§ REQUESTS:
- A) In the SAS forum thread, what value does the reply say the variable COLOR will have?
- B) Carry on the SAS forum thread, starting after its last sentence.

§ SELECTED EXTRACT:
########################################

Help using Base SAS procedures

Urgent question

Reply
Occasional Contributor
Posts: 9

Urgent question

Can someone please let me know the output of the following program (that is values of variables TYPE and COLOR). Per my understanding, TYPE should be DAISY and COLOR should be YELLOW.

Thanks for the help.

DATA TEST1;

LENGTH TYPE $5 COLOR $ 11;

INFILE DATALINES TRUNCOVER;

INPUT TYPE $ COLOR $;

DATALINES;

DAISYYELLOW

;

Super Contributor
Posts: 418

Re: Urgent question

Posted in reply to noviceinsas

This will return one row, with the variable TYpe equal to DAISY, and the variable color equal to Blank. You are putting one variable "DAISYYELLOW" into the variable "type", however you are specifying that its length is 5, therefore you are truncating its length to 5. You are then setting the Color variable to null.

If you want both variables to populate "correctly" put a space between them.

########################################

§ SUPPLIED INFORMATION:

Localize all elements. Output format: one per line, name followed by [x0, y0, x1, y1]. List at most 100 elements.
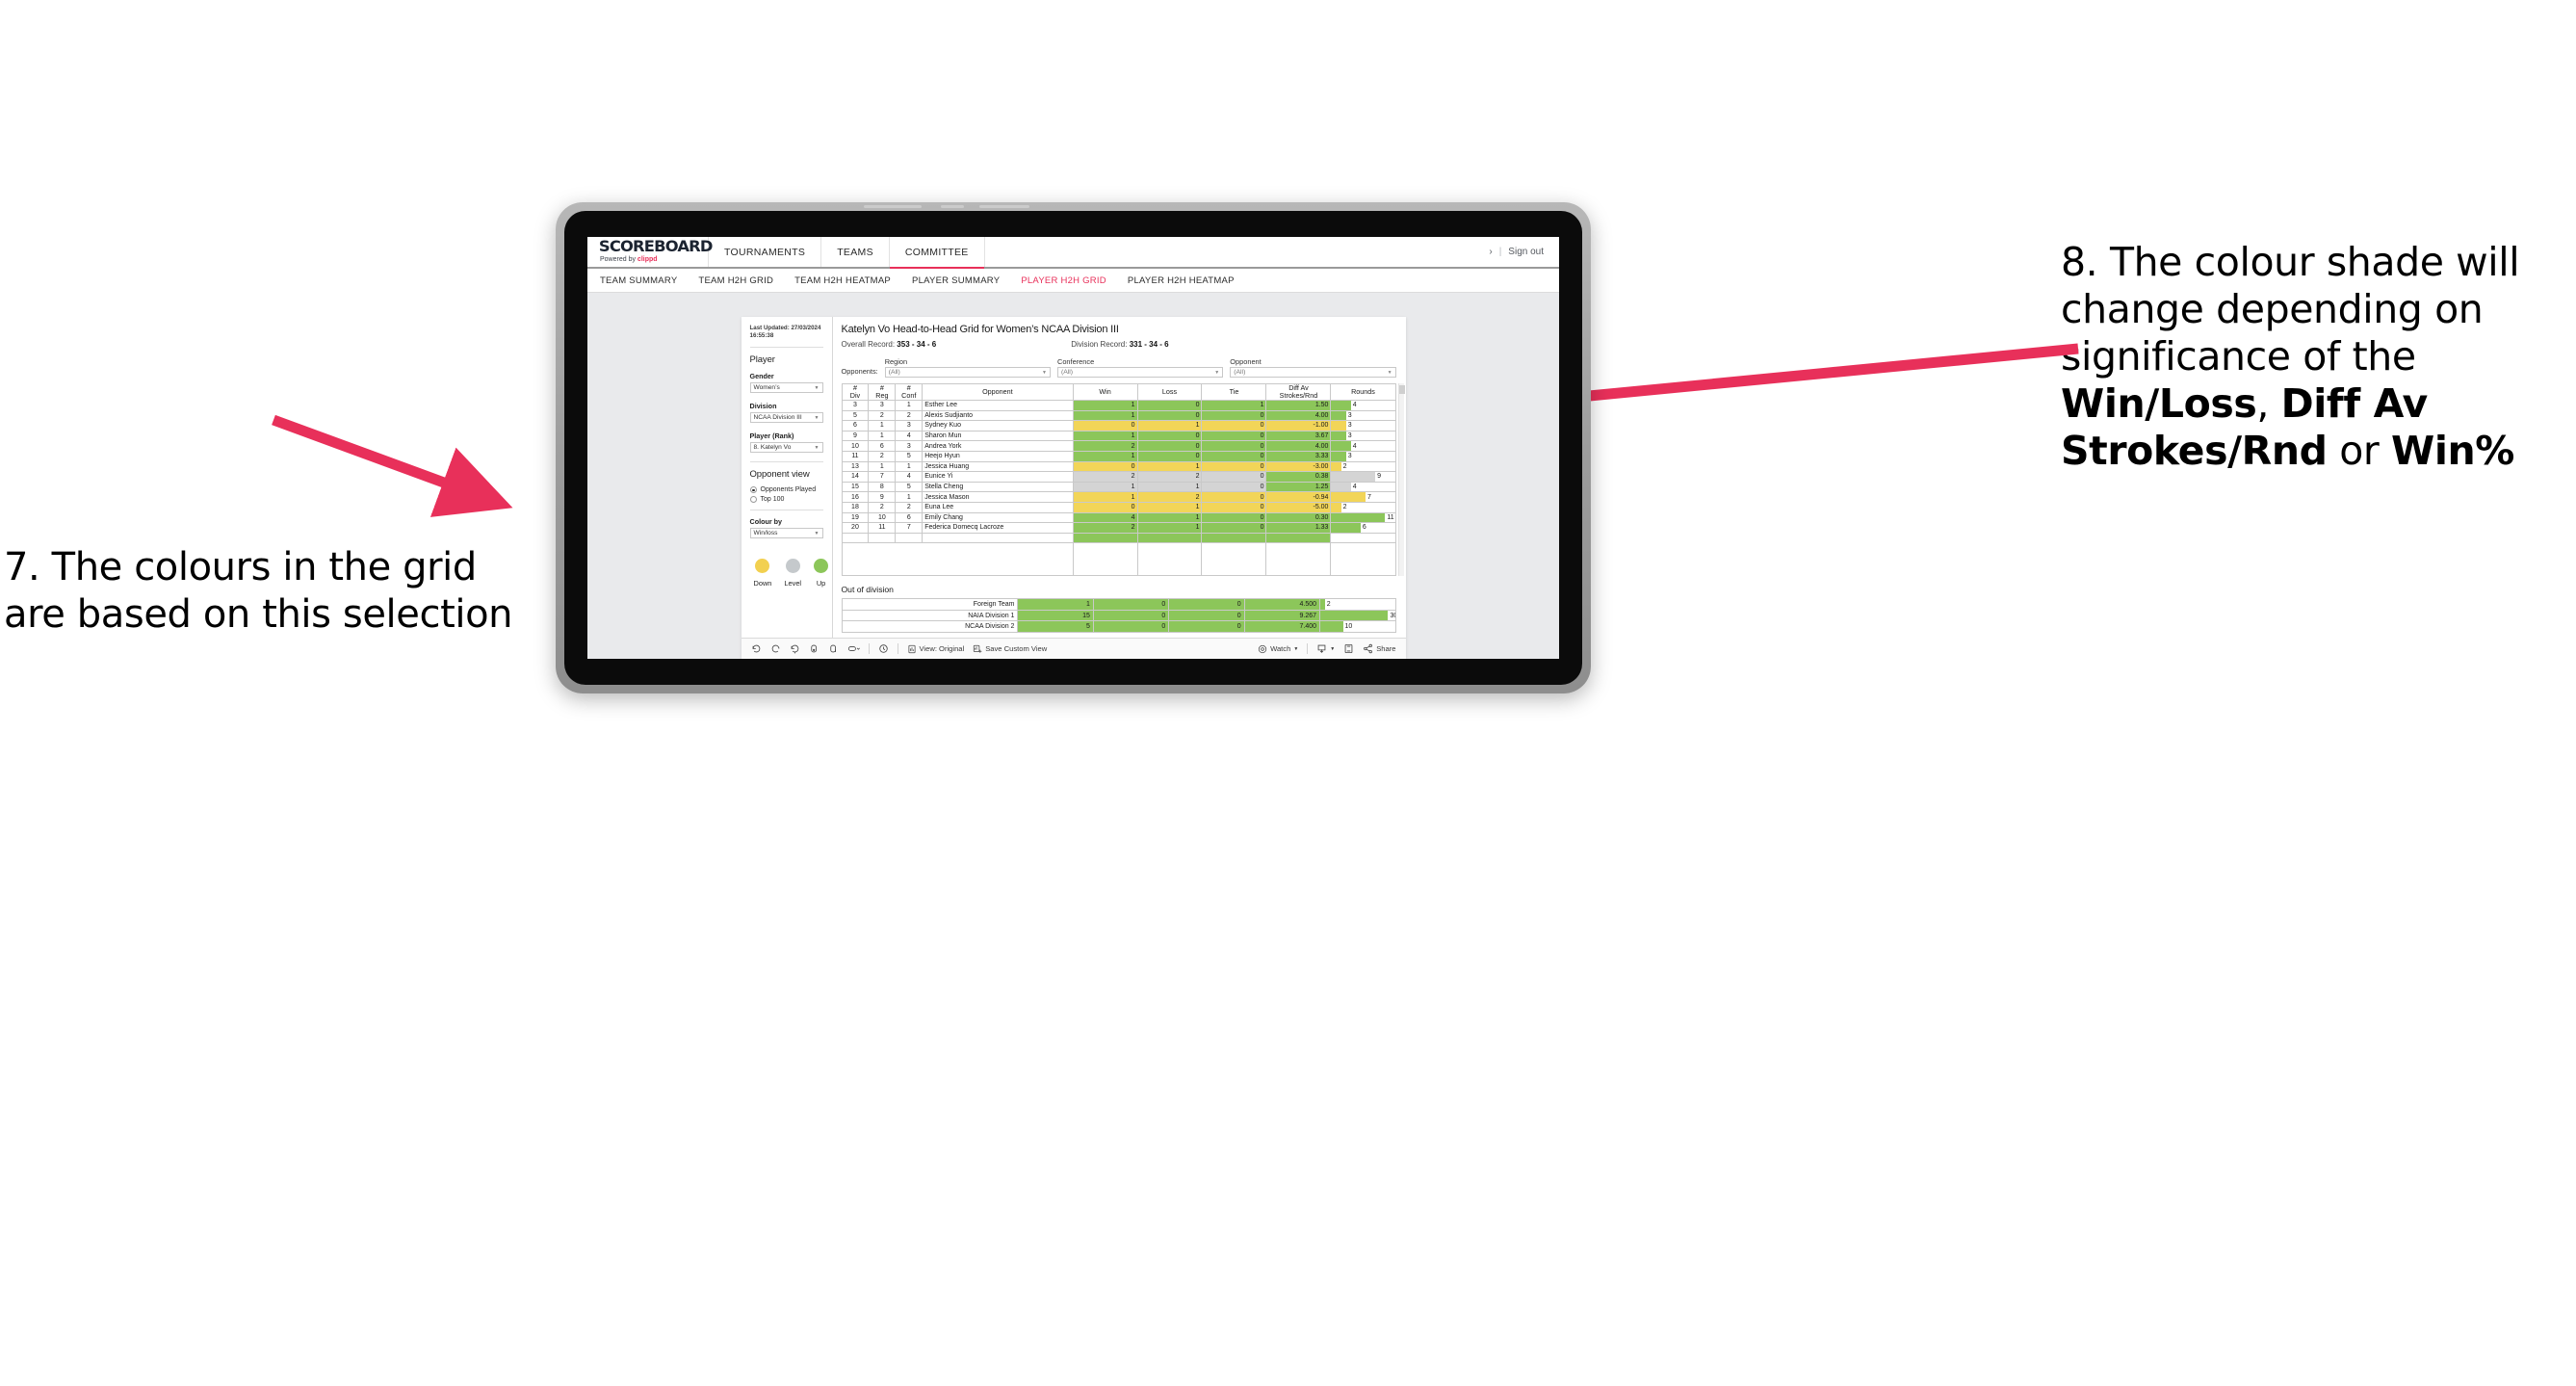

########################################

§ ANSWERS TO THE PROBLEMS:
- A) Blank.

- B)
Occasional Contributor
Posts: 9

Re: Urgent question

Posted in reply to Anotherdream

Thanks for the reply. I don't have access to the SAS software today but I ran a similar program few days back -

data survey;

     (Ques1 - Ques5) ( : $1.);

datalines;

12345

;

Output of this program was - Ques1 - 1 Ques2 - 2 Ques3 - 3 Ques4 - 4 Ques5 - 5

But if follow your logic then the expected output is Ques1 - 1 and Ques2 -Ques5  - Missing character value.

I read in a paper that in case of List input, SAS will read data until it encounters a delimiter, or end of record or for the length specified by informat, whichever comes first.Since the length of TYPE in the first example is 5, I thought pointer will be at Y in the raw data after reading TYPE and so COLOR would also be read correctly. Could you please clarify or if possible, please run this program using software once to check for the output. Thanks for your help again.

Trusted Advisor
Posts: 2,116

Re: Urgent question

Posted in reply to noviceinsas

The answer from Anotherdream and your last statement,

"or for the length specified by informat",

are consistent.  Type has a "format" and Quest1 has an informat.  They are different in use, but have the same tools.

Doc Muhlbaier

Duke

Occasional Contributor
Posts: 9

Re: Urgent question

Thanks for the reply. so if I modify the program as follows then would the output be - TYPE - DAISY COLOR - YELLOW. Here TYPE and COLOR have informats.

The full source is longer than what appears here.